**Required task**
From the entries that follow, pick out all lines holding "residential".

**Information provided**
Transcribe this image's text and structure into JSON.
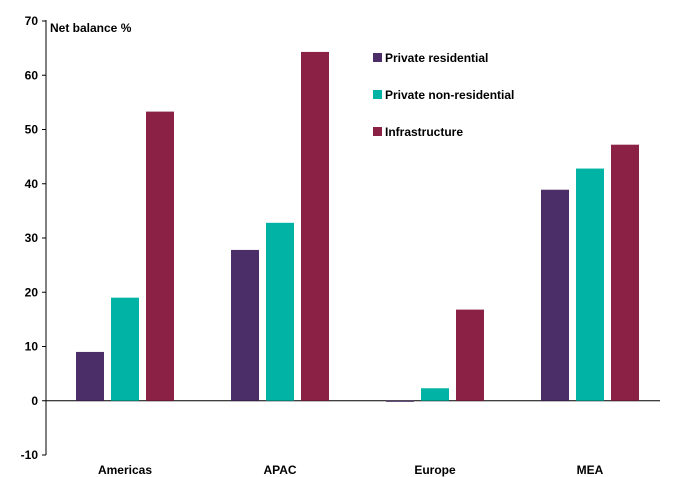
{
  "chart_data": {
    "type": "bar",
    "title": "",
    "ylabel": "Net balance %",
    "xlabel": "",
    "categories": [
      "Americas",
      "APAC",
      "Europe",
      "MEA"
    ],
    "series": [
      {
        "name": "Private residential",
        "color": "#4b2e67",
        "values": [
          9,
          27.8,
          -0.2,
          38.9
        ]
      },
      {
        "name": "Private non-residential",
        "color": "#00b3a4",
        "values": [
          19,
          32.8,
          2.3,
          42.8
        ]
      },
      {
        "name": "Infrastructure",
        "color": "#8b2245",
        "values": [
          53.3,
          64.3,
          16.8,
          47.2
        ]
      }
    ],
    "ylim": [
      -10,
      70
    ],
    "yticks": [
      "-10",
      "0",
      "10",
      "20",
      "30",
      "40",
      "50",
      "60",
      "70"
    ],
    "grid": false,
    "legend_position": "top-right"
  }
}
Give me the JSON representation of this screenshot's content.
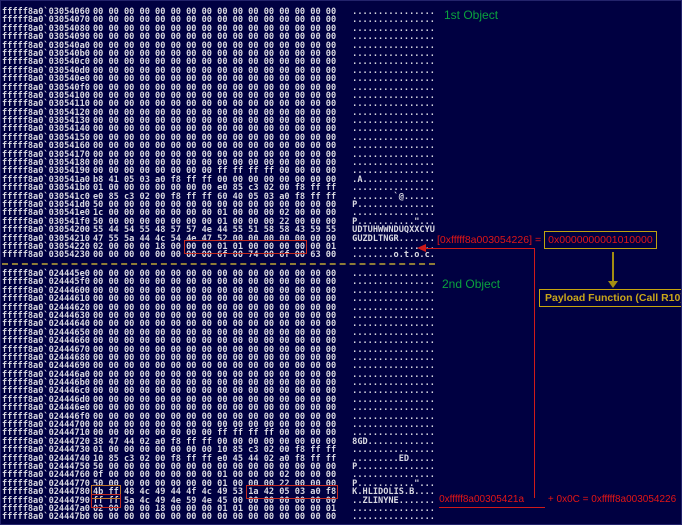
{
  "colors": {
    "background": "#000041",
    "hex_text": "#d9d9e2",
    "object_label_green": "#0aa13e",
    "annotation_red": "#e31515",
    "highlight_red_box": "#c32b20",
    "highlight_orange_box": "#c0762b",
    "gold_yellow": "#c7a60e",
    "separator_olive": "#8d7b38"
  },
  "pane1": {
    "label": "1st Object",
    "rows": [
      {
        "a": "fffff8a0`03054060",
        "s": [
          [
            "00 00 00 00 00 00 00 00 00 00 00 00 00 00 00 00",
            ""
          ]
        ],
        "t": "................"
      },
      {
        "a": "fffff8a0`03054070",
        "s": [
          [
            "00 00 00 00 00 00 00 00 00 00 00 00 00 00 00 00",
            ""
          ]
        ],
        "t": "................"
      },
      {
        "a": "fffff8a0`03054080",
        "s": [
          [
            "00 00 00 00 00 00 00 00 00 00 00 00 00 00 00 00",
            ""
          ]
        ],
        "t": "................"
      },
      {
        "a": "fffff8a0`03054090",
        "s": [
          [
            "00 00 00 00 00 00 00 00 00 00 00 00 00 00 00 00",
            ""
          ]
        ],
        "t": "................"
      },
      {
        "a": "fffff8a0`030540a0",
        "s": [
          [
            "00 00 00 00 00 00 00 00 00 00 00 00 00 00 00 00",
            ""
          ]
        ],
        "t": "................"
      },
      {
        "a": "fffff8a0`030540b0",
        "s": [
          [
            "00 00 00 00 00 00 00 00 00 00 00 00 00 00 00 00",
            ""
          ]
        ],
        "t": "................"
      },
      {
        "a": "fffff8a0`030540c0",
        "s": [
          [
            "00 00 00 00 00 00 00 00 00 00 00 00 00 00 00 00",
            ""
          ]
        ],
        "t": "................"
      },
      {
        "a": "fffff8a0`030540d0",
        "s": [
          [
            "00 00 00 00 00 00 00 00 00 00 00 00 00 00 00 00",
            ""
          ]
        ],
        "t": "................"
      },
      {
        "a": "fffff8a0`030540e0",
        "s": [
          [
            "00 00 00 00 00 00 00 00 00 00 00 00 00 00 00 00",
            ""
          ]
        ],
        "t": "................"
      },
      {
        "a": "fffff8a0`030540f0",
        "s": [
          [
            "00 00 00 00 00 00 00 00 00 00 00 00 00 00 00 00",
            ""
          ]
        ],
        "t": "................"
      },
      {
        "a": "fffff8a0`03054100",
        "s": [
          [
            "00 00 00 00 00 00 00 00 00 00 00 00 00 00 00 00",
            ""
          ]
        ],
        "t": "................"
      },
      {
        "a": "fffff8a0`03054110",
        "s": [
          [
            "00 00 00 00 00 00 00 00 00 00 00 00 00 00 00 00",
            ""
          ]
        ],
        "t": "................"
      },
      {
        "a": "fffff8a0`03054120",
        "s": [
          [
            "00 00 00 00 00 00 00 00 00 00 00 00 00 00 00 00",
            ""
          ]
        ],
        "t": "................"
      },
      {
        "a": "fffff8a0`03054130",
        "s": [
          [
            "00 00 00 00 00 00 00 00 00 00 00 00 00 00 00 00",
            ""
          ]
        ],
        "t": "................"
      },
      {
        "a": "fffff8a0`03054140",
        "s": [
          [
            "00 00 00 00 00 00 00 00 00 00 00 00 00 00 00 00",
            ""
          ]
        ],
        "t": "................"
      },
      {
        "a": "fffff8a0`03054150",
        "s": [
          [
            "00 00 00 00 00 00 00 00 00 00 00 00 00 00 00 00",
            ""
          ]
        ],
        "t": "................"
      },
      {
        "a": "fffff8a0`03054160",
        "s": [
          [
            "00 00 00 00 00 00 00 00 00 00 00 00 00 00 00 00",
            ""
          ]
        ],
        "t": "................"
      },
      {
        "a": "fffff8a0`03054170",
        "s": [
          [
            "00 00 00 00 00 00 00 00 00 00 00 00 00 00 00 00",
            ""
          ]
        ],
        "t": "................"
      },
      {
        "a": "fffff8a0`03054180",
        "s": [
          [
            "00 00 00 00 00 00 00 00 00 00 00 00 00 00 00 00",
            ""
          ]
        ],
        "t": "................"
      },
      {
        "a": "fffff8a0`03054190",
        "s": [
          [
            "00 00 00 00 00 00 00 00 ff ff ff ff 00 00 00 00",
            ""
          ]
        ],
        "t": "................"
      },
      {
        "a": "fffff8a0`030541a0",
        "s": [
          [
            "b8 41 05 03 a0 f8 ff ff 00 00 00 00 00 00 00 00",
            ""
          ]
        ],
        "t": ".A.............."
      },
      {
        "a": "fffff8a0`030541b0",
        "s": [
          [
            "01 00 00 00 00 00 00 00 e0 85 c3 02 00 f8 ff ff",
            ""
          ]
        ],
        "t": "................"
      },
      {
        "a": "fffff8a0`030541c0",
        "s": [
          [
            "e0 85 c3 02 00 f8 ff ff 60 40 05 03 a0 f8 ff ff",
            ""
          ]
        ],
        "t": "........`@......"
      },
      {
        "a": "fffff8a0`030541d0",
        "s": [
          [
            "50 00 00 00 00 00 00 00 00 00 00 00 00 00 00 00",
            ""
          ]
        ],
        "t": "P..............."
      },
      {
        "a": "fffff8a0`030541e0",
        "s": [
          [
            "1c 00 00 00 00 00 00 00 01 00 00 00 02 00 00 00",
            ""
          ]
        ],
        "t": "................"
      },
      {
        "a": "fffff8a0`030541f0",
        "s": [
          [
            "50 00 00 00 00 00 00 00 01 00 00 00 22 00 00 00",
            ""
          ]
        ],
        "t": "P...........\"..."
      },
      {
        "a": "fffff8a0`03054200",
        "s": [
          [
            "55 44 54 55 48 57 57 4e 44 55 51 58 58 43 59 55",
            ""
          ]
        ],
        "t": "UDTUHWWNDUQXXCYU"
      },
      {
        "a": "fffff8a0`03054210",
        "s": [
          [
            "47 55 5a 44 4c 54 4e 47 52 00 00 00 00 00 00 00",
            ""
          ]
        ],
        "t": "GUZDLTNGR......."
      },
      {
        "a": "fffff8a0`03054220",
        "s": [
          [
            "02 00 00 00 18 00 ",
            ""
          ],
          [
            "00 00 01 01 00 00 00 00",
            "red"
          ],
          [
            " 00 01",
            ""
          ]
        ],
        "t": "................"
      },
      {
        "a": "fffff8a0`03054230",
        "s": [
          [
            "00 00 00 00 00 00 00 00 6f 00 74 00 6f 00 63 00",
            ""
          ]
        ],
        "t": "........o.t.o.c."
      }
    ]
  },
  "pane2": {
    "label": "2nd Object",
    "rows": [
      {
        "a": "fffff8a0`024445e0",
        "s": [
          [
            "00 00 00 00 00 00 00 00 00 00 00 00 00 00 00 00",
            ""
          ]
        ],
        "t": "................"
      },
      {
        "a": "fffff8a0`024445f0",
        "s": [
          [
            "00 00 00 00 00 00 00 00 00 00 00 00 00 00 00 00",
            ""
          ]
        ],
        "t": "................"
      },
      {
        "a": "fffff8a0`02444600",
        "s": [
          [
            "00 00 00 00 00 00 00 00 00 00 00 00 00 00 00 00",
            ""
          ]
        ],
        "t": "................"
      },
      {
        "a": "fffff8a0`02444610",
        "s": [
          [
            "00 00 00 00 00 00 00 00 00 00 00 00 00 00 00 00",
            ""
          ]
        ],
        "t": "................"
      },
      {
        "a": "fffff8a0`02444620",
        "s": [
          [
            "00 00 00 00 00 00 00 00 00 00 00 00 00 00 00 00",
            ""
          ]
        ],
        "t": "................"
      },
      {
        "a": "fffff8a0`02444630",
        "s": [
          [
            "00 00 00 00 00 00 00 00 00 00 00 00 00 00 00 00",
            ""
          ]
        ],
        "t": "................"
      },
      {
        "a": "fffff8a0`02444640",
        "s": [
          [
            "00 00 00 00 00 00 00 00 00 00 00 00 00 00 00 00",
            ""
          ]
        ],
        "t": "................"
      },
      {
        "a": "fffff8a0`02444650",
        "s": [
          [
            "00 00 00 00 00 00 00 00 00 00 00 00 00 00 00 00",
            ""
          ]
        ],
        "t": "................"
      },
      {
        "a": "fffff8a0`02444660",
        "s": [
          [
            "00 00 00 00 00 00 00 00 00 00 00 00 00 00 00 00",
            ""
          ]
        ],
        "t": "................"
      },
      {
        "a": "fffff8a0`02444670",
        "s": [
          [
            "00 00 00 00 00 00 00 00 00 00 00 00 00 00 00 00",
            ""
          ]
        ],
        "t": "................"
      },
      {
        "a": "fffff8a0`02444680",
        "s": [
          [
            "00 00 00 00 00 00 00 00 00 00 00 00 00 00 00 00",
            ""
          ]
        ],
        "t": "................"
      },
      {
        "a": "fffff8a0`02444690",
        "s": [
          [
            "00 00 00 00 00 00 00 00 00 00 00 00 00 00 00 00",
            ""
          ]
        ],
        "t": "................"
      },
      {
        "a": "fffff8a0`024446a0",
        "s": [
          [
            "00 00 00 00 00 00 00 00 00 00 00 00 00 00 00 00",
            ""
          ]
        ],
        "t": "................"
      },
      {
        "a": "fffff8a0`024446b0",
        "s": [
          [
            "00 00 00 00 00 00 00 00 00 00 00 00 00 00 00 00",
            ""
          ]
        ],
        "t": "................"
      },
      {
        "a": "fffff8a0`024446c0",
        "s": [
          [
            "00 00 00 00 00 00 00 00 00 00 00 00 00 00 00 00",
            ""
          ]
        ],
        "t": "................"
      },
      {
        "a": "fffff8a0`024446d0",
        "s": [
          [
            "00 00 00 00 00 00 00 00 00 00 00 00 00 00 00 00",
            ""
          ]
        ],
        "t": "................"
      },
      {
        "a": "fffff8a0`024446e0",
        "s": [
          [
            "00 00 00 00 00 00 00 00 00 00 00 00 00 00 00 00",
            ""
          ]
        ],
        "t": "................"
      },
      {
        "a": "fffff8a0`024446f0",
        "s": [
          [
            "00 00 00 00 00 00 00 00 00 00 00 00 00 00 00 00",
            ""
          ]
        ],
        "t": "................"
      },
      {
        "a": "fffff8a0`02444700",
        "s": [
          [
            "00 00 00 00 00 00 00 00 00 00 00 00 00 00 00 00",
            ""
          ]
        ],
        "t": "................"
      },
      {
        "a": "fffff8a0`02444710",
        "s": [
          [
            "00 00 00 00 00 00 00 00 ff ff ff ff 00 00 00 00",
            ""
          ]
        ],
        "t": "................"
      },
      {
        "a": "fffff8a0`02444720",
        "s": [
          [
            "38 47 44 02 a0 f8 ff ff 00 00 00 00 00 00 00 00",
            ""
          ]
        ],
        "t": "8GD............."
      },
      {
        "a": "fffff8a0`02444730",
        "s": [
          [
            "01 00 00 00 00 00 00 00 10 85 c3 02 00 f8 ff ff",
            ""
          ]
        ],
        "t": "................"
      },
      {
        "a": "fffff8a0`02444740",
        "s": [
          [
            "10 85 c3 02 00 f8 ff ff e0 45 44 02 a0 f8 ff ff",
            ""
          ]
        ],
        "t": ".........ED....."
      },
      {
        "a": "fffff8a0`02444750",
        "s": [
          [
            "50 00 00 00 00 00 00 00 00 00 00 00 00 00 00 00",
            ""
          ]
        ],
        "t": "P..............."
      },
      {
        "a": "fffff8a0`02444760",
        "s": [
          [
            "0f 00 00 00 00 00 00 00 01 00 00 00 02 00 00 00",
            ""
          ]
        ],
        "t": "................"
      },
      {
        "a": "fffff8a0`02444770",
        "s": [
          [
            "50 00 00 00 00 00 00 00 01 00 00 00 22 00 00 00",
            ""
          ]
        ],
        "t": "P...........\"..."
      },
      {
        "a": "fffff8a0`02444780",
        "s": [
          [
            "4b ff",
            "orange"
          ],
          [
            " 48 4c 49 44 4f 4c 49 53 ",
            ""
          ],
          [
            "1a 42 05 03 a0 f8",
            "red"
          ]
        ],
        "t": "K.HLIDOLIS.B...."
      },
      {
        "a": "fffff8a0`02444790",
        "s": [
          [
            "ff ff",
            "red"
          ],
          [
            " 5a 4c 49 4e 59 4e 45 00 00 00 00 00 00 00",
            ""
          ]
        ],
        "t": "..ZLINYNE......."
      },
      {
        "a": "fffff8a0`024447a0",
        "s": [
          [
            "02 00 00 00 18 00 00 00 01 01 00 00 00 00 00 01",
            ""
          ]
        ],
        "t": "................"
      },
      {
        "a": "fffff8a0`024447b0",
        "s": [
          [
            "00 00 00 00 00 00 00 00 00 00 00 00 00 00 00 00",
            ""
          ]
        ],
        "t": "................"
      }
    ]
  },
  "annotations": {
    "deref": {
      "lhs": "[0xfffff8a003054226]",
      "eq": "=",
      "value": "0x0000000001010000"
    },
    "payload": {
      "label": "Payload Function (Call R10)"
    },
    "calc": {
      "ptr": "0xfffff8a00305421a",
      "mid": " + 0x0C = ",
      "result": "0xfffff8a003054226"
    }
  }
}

**The answer**
        "name": "Private residential",
        "name": "Private non-residential",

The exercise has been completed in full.